[WORK REQUIRED]: Repeat each entry as written, dropping any picture you find.

[RECORDS FOR THIS EXERCISE]:
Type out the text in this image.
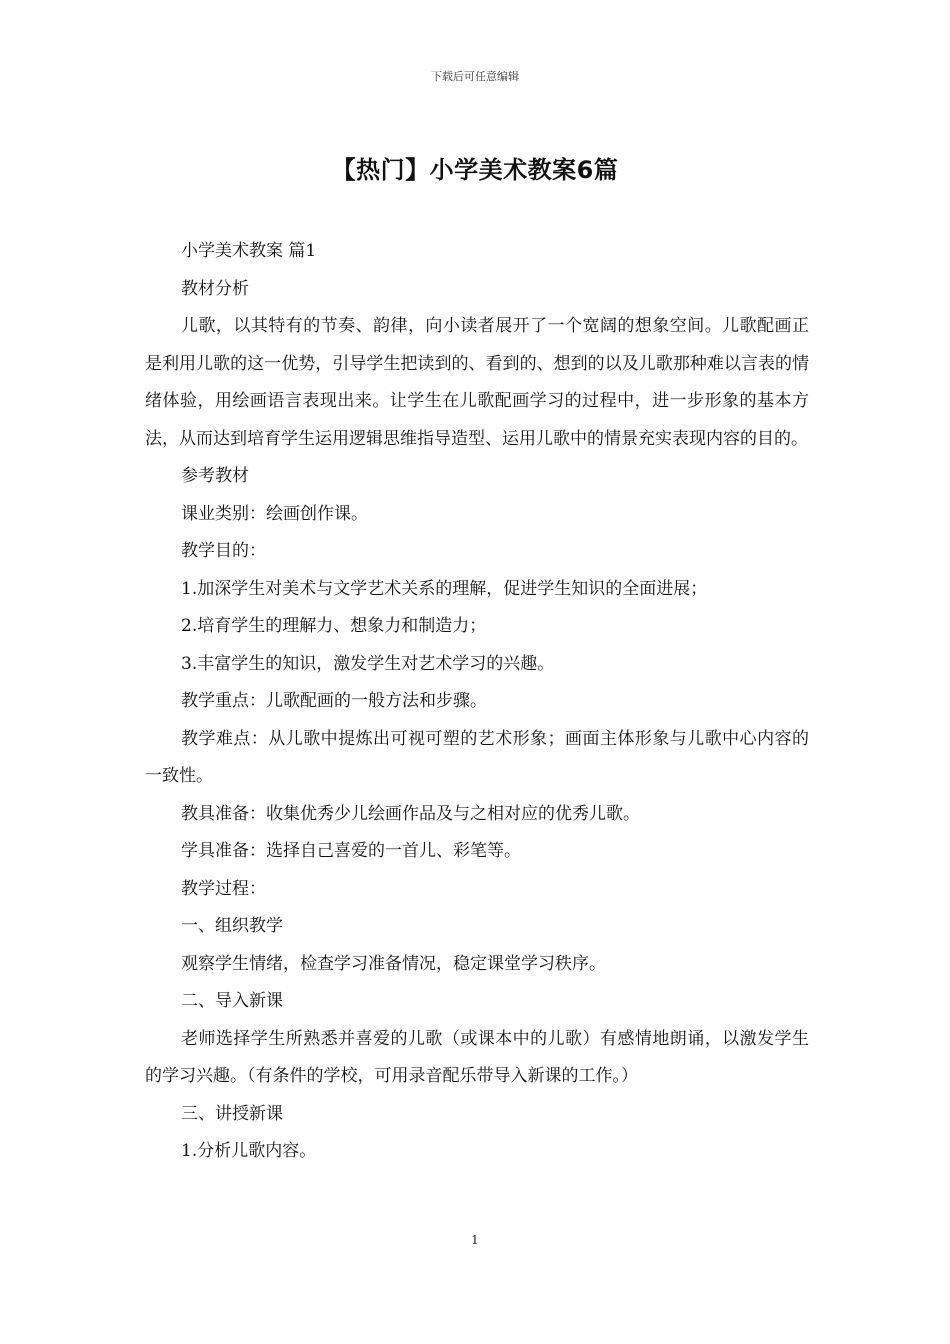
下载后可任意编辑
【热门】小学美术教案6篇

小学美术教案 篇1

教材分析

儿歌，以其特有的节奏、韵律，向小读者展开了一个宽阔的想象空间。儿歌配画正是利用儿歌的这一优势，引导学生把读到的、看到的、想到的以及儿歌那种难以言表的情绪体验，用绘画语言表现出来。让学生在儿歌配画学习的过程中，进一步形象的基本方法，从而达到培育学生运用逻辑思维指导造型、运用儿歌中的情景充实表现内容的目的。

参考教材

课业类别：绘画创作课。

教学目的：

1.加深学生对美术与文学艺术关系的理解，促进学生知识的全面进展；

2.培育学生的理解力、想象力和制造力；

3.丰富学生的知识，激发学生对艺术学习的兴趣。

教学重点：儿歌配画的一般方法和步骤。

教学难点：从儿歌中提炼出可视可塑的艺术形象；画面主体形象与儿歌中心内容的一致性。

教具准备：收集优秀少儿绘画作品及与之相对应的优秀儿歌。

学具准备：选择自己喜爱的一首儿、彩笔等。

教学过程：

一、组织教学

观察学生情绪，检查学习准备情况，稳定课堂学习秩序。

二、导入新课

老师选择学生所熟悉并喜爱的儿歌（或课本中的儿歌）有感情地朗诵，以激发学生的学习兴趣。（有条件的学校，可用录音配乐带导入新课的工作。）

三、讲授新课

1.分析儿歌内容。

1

[FULL OUTPUT]:
Type out the text in this image.
下载后可任意编辑
【热门】小学美术教案6篇

小学美术教案 篇1

教材分析

儿歌，以其特有的节奏、韵律，向小读者展开了一个宽阔的想象空间。儿歌配画正是利用儿歌的这一优势，引导学生把读到的、看到的、想到的以及儿歌那种难以言表的情绪体验，用绘画语言表现出来。让学生在儿歌配画学习的过程中，进一步形象的基本方法，从而达到培育学生运用逻辑思维指导造型、运用儿歌中的情景充实表现内容的目的。

参考教材

课业类别：绘画创作课。

教学目的：

1.加深学生对美术与文学艺术关系的理解，促进学生知识的全面进展；

2.培育学生的理解力、想象力和制造力；

3.丰富学生的知识，激发学生对艺术学习的兴趣。

教学重点：儿歌配画的一般方法和步骤。

教学难点：从儿歌中提炼出可视可塑的艺术形象；画面主体形象与儿歌中心内容的一致性。

教具准备：收集优秀少儿绘画作品及与之相对应的优秀儿歌。

学具准备：选择自己喜爱的一首儿、彩笔等。

教学过程：

一、组织教学

观察学生情绪，检查学习准备情况，稳定课堂学习秩序。

二、导入新课

老师选择学生所熟悉并喜爱的儿歌（或课本中的儿歌）有感情地朗诵，以激发学生的学习兴趣。（有条件的学校，可用录音配乐带导入新课的工作。）

三、讲授新课

1.分析儿歌内容。

1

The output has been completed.